:: What is needed ::
Extract the entries in their exact form.

::: Records shown

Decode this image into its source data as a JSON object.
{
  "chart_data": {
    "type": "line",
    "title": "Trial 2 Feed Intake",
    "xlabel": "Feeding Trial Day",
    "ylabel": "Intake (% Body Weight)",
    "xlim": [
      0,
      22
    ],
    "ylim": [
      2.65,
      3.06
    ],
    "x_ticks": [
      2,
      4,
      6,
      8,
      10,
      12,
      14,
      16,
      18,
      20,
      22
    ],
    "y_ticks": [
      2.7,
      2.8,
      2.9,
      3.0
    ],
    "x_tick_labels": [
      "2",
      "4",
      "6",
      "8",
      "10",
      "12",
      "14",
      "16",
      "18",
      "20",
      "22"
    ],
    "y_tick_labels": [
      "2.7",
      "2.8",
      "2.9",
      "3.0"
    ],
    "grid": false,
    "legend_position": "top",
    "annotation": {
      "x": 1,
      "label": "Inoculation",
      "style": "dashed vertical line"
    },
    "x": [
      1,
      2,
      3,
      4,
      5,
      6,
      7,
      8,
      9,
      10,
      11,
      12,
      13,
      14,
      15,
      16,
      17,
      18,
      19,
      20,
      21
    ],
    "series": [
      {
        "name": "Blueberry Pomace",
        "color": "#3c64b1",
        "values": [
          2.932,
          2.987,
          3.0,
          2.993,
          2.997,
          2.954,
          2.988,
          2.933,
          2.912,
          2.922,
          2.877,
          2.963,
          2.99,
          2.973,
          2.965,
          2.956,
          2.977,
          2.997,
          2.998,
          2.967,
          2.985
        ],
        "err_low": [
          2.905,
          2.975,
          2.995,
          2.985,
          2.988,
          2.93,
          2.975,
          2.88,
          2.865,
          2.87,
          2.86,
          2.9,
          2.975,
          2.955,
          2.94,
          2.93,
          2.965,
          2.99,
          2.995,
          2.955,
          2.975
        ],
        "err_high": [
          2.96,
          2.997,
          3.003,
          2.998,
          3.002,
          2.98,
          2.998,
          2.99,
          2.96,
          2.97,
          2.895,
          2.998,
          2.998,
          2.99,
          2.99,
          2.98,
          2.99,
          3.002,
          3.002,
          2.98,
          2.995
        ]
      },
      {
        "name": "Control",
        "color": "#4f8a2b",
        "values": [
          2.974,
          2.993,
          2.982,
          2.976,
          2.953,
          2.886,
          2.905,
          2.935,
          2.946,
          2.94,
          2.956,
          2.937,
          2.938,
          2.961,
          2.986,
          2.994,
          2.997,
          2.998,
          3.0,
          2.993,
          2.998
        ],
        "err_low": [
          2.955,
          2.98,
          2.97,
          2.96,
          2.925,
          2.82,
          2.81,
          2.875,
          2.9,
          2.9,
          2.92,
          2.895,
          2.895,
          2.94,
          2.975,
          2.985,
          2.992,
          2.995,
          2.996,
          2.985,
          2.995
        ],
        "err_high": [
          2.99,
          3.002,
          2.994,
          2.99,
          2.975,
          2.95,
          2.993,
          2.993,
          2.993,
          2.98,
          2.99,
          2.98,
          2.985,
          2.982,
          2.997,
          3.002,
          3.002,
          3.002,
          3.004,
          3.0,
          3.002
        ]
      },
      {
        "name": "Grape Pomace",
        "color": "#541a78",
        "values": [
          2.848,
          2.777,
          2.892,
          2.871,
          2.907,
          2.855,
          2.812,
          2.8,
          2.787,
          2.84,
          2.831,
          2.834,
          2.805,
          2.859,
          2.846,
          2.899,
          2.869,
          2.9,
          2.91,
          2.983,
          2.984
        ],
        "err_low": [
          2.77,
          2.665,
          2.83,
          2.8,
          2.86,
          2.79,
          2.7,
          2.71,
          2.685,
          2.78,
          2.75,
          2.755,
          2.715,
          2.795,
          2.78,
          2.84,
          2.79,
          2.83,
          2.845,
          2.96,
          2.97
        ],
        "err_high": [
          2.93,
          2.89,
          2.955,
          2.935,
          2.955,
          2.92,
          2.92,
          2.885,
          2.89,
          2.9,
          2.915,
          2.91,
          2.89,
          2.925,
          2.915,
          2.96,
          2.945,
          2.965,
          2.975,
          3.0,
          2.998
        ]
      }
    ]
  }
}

::::::

:: Answer to the task ::
Decode this image into its source data as a JSON object.
{
  "chart_data": {
    "type": "line",
    "title": "Trial 2 Feed Intake",
    "xlabel": "Feeding Trial Day",
    "ylabel": "Intake (% Body Weight)",
    "xlim": [
      0,
      22
    ],
    "ylim": [
      2.65,
      3.06
    ],
    "x_ticks": [
      2,
      4,
      6,
      8,
      10,
      12,
      14,
      16,
      18,
      20,
      22
    ],
    "y_ticks": [
      2.7,
      2.8,
      2.9,
      3.0
    ],
    "x_tick_labels": [
      "2",
      "4",
      "6",
      "8",
      "10",
      "12",
      "14",
      "16",
      "18",
      "20",
      "22"
    ],
    "y_tick_labels": [
      "2.7",
      "2.8",
      "2.9",
      "3.0"
    ],
    "grid": false,
    "legend_position": "top",
    "annotation": {
      "x": 1,
      "label": "Inoculation",
      "style": "dashed vertical line"
    },
    "x": [
      1,
      2,
      3,
      4,
      5,
      6,
      7,
      8,
      9,
      10,
      11,
      12,
      13,
      14,
      15,
      16,
      17,
      18,
      19,
      20,
      21
    ],
    "series": [
      {
        "name": "Blueberry Pomace",
        "color": "#3c64b1",
        "values": [
          2.932,
          2.987,
          3.0,
          2.993,
          2.997,
          2.954,
          2.988,
          2.933,
          2.912,
          2.922,
          2.877,
          2.963,
          2.99,
          2.973,
          2.965,
          2.956,
          2.977,
          2.997,
          2.998,
          2.967,
          2.985
        ],
        "err_low": [
          2.905,
          2.975,
          2.995,
          2.985,
          2.988,
          2.93,
          2.975,
          2.88,
          2.865,
          2.87,
          2.86,
          2.9,
          2.975,
          2.955,
          2.94,
          2.93,
          2.965,
          2.99,
          2.995,
          2.955,
          2.975
        ],
        "err_high": [
          2.96,
          2.997,
          3.003,
          2.998,
          3.002,
          2.98,
          2.998,
          2.99,
          2.96,
          2.97,
          2.895,
          2.998,
          2.998,
          2.99,
          2.99,
          2.98,
          2.99,
          3.002,
          3.002,
          2.98,
          2.995
        ]
      },
      {
        "name": "Control",
        "color": "#4f8a2b",
        "values": [
          2.974,
          2.993,
          2.982,
          2.976,
          2.953,
          2.886,
          2.905,
          2.935,
          2.946,
          2.94,
          2.956,
          2.937,
          2.938,
          2.961,
          2.986,
          2.994,
          2.997,
          2.998,
          3.0,
          2.993,
          2.998
        ],
        "err_low": [
          2.955,
          2.98,
          2.97,
          2.96,
          2.925,
          2.82,
          2.81,
          2.875,
          2.9,
          2.9,
          2.92,
          2.895,
          2.895,
          2.94,
          2.975,
          2.985,
          2.992,
          2.995,
          2.996,
          2.985,
          2.995
        ],
        "err_high": [
          2.99,
          3.002,
          2.994,
          2.99,
          2.975,
          2.95,
          2.993,
          2.993,
          2.993,
          2.98,
          2.99,
          2.98,
          2.985,
          2.982,
          2.997,
          3.002,
          3.002,
          3.002,
          3.004,
          3.0,
          3.002
        ]
      },
      {
        "name": "Grape Pomace",
        "color": "#541a78",
        "values": [
          2.848,
          2.777,
          2.892,
          2.871,
          2.907,
          2.855,
          2.812,
          2.8,
          2.787,
          2.84,
          2.831,
          2.834,
          2.805,
          2.859,
          2.846,
          2.899,
          2.869,
          2.9,
          2.91,
          2.983,
          2.984
        ],
        "err_low": [
          2.77,
          2.665,
          2.83,
          2.8,
          2.86,
          2.79,
          2.7,
          2.71,
          2.685,
          2.78,
          2.75,
          2.755,
          2.715,
          2.795,
          2.78,
          2.84,
          2.79,
          2.83,
          2.845,
          2.96,
          2.97
        ],
        "err_high": [
          2.93,
          2.89,
          2.955,
          2.935,
          2.955,
          2.92,
          2.92,
          2.885,
          2.89,
          2.9,
          2.915,
          2.91,
          2.89,
          2.925,
          2.915,
          2.96,
          2.945,
          2.965,
          2.975,
          3.0,
          2.998
        ]
      }
    ]
  }
}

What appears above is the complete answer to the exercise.